Examine the entries and show every line in which the word "JSON" is found.

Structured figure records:
"""
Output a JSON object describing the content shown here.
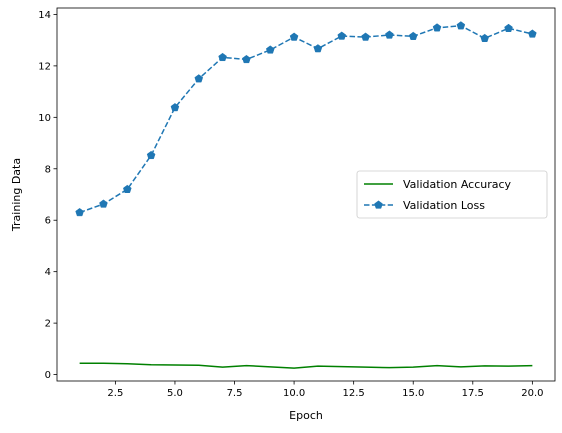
{
  "chart_data": {
    "type": "line",
    "title": "",
    "xlabel": "Epoch",
    "ylabel": "Training Data",
    "xlim": [
      0.05,
      20.95
    ],
    "ylim": [
      -0.25,
      14.25
    ],
    "xticks": [
      2.5,
      5.0,
      7.5,
      10.0,
      12.5,
      15.0,
      17.5,
      20.0
    ],
    "xtick_labels": [
      "2.5",
      "5.0",
      "7.5",
      "10.0",
      "12.5",
      "15.0",
      "17.5",
      "20.0"
    ],
    "yticks": [
      0,
      2,
      4,
      6,
      8,
      10,
      12,
      14
    ],
    "ytick_labels": [
      "0",
      "2",
      "4",
      "6",
      "8",
      "10",
      "12",
      "14"
    ],
    "grid": false,
    "legend_position": "center-right",
    "x": [
      1,
      2,
      3,
      4,
      5,
      6,
      7,
      8,
      9,
      10,
      11,
      12,
      13,
      14,
      15,
      16,
      17,
      18,
      19,
      20
    ],
    "series": [
      {
        "name": "Validation Accuracy",
        "color": "#008000",
        "style": "solid",
        "marker": "none",
        "values": [
          0.44,
          0.44,
          0.42,
          0.38,
          0.37,
          0.36,
          0.29,
          0.35,
          0.3,
          0.25,
          0.33,
          0.31,
          0.29,
          0.27,
          0.29,
          0.35,
          0.3,
          0.34,
          0.33,
          0.35
        ]
      },
      {
        "name": "Validation Loss",
        "color": "#1f77b4",
        "style": "dashed",
        "marker": "pentagon",
        "values": [
          6.3,
          6.63,
          7.2,
          8.52,
          10.38,
          11.5,
          12.33,
          12.25,
          12.62,
          13.12,
          12.67,
          13.16,
          13.12,
          13.2,
          13.15,
          13.48,
          13.56,
          13.07,
          13.46,
          13.24
        ]
      }
    ]
  }
}
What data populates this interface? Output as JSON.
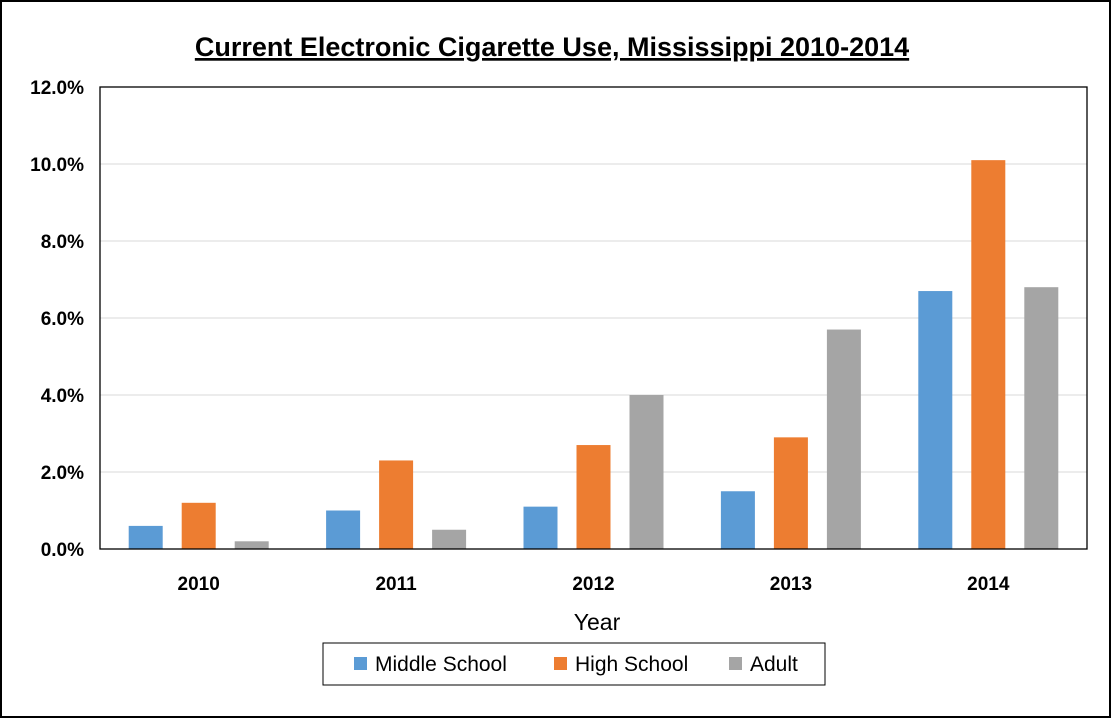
{
  "chart_data": {
    "type": "bar",
    "title": "Current Electronic Cigarette Use, Mississippi 2010-2014",
    "xlabel": "Year",
    "ylabel": "",
    "categories": [
      "2010",
      "2011",
      "2012",
      "2013",
      "2014"
    ],
    "series": [
      {
        "name": "Middle School",
        "color": "#5B9BD5",
        "values": [
          0.6,
          1.0,
          1.1,
          1.5,
          6.7
        ]
      },
      {
        "name": "High School",
        "color": "#ED7D31",
        "values": [
          1.2,
          2.3,
          2.7,
          2.9,
          10.1
        ]
      },
      {
        "name": "Adult",
        "color": "#A5A5A5",
        "values": [
          0.2,
          0.5,
          4.0,
          5.7,
          6.8
        ]
      }
    ],
    "ylim": [
      0,
      12
    ],
    "yticks": [
      0,
      2,
      4,
      6,
      8,
      10,
      12
    ],
    "ytick_labels": [
      "0.0%",
      "2.0%",
      "4.0%",
      "6.0%",
      "8.0%",
      "10.0%",
      "12.0%"
    ],
    "grid": true,
    "legend_position": "bottom"
  }
}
"""
### Correct result
Output a JSON object describing the content shown here.
What data populates this interface? Output as JSON.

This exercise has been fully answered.